> What you will do
Repeat each entry as written, dropping any picture you find.

> Data section
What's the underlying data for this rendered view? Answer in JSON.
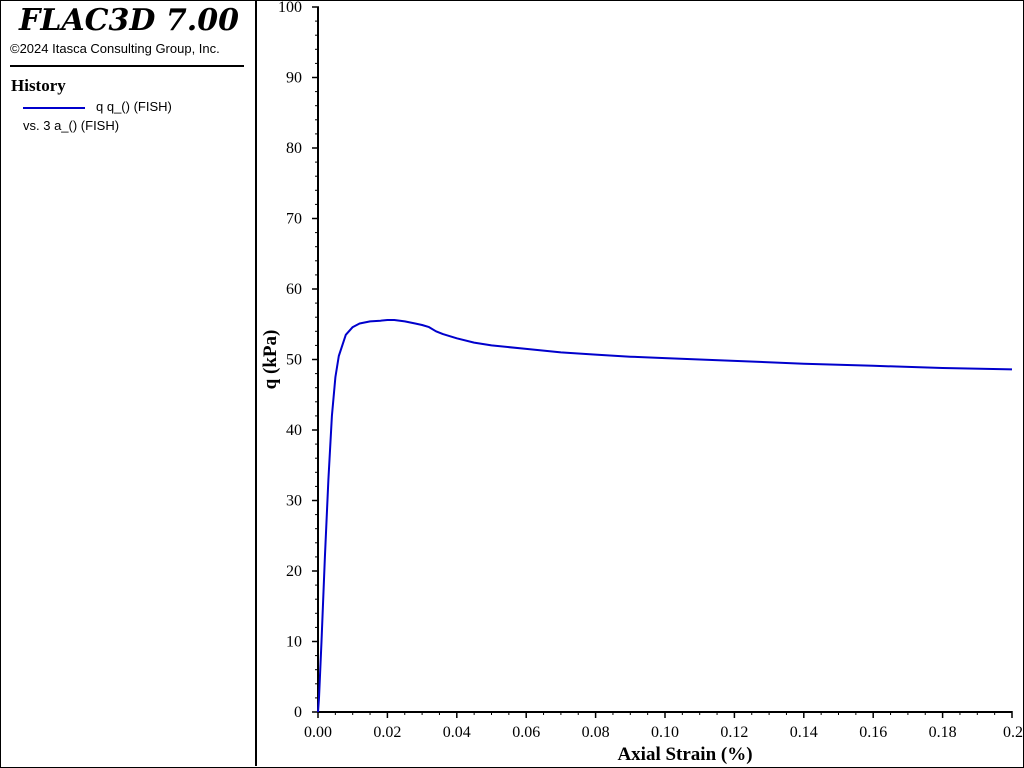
{
  "app": {
    "title": "FLAC3D 7.00",
    "copyright": "©2024 Itasca Consulting Group, Inc."
  },
  "legend": {
    "heading": "History",
    "series_label": "q q_() (FISH)",
    "vs_label": "vs. 3 a_() (FISH)",
    "line_color": "#0000cc"
  },
  "chart_data": {
    "type": "line",
    "xlabel": "Axial Strain (%)",
    "ylabel": "q (kPa)",
    "xlim": [
      0,
      0.2
    ],
    "ylim": [
      0,
      100
    ],
    "x_ticks": [
      "0.00",
      "0.02",
      "0.04",
      "0.06",
      "0.08",
      "0.10",
      "0.12",
      "0.14",
      "0.16",
      "0.18",
      "0.2"
    ],
    "y_ticks": [
      "0",
      "10",
      "20",
      "30",
      "40",
      "50",
      "60",
      "70",
      "80",
      "90",
      "100"
    ],
    "grid": false,
    "series": [
      {
        "color": "#0000cc",
        "x": [
          0,
          0.0003,
          0.001,
          0.002,
          0.003,
          0.004,
          0.005,
          0.006,
          0.008,
          0.01,
          0.012,
          0.015,
          0.018,
          0.02,
          0.022,
          0.025,
          0.028,
          0.03,
          0.032,
          0.034,
          0.036,
          0.04,
          0.045,
          0.05,
          0.06,
          0.07,
          0.08,
          0.09,
          0.1,
          0.12,
          0.14,
          0.16,
          0.18,
          0.2
        ],
        "y": [
          0,
          2,
          10,
          22,
          33,
          42,
          47.5,
          50.5,
          53.5,
          54.6,
          55.1,
          55.4,
          55.5,
          55.6,
          55.6,
          55.4,
          55.1,
          54.9,
          54.6,
          54.0,
          53.6,
          53.0,
          52.4,
          52.0,
          51.5,
          51.0,
          50.7,
          50.4,
          50.2,
          49.8,
          49.4,
          49.1,
          48.8,
          48.6
        ]
      }
    ]
  }
}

> Solution to the exercise
What's the underlying data for this rendered view? Answer in JSON.
{
  "app": {
    "title": "FLAC3D 7.00",
    "copyright": "©2024 Itasca Consulting Group, Inc."
  },
  "legend": {
    "heading": "History",
    "series_label": "q q_() (FISH)",
    "vs_label": "vs. 3 a_() (FISH)",
    "line_color": "#0000cc"
  },
  "chart_data": {
    "type": "line",
    "xlabel": "Axial Strain (%)",
    "ylabel": "q (kPa)",
    "xlim": [
      0,
      0.2
    ],
    "ylim": [
      0,
      100
    ],
    "x_ticks": [
      "0.00",
      "0.02",
      "0.04",
      "0.06",
      "0.08",
      "0.10",
      "0.12",
      "0.14",
      "0.16",
      "0.18",
      "0.2"
    ],
    "y_ticks": [
      "0",
      "10",
      "20",
      "30",
      "40",
      "50",
      "60",
      "70",
      "80",
      "90",
      "100"
    ],
    "grid": false,
    "series": [
      {
        "color": "#0000cc",
        "x": [
          0,
          0.0003,
          0.001,
          0.002,
          0.003,
          0.004,
          0.005,
          0.006,
          0.008,
          0.01,
          0.012,
          0.015,
          0.018,
          0.02,
          0.022,
          0.025,
          0.028,
          0.03,
          0.032,
          0.034,
          0.036,
          0.04,
          0.045,
          0.05,
          0.06,
          0.07,
          0.08,
          0.09,
          0.1,
          0.12,
          0.14,
          0.16,
          0.18,
          0.2
        ],
        "y": [
          0,
          2,
          10,
          22,
          33,
          42,
          47.5,
          50.5,
          53.5,
          54.6,
          55.1,
          55.4,
          55.5,
          55.6,
          55.6,
          55.4,
          55.1,
          54.9,
          54.6,
          54.0,
          53.6,
          53.0,
          52.4,
          52.0,
          51.5,
          51.0,
          50.7,
          50.4,
          50.2,
          49.8,
          49.4,
          49.1,
          48.8,
          48.6
        ]
      }
    ]
  }
}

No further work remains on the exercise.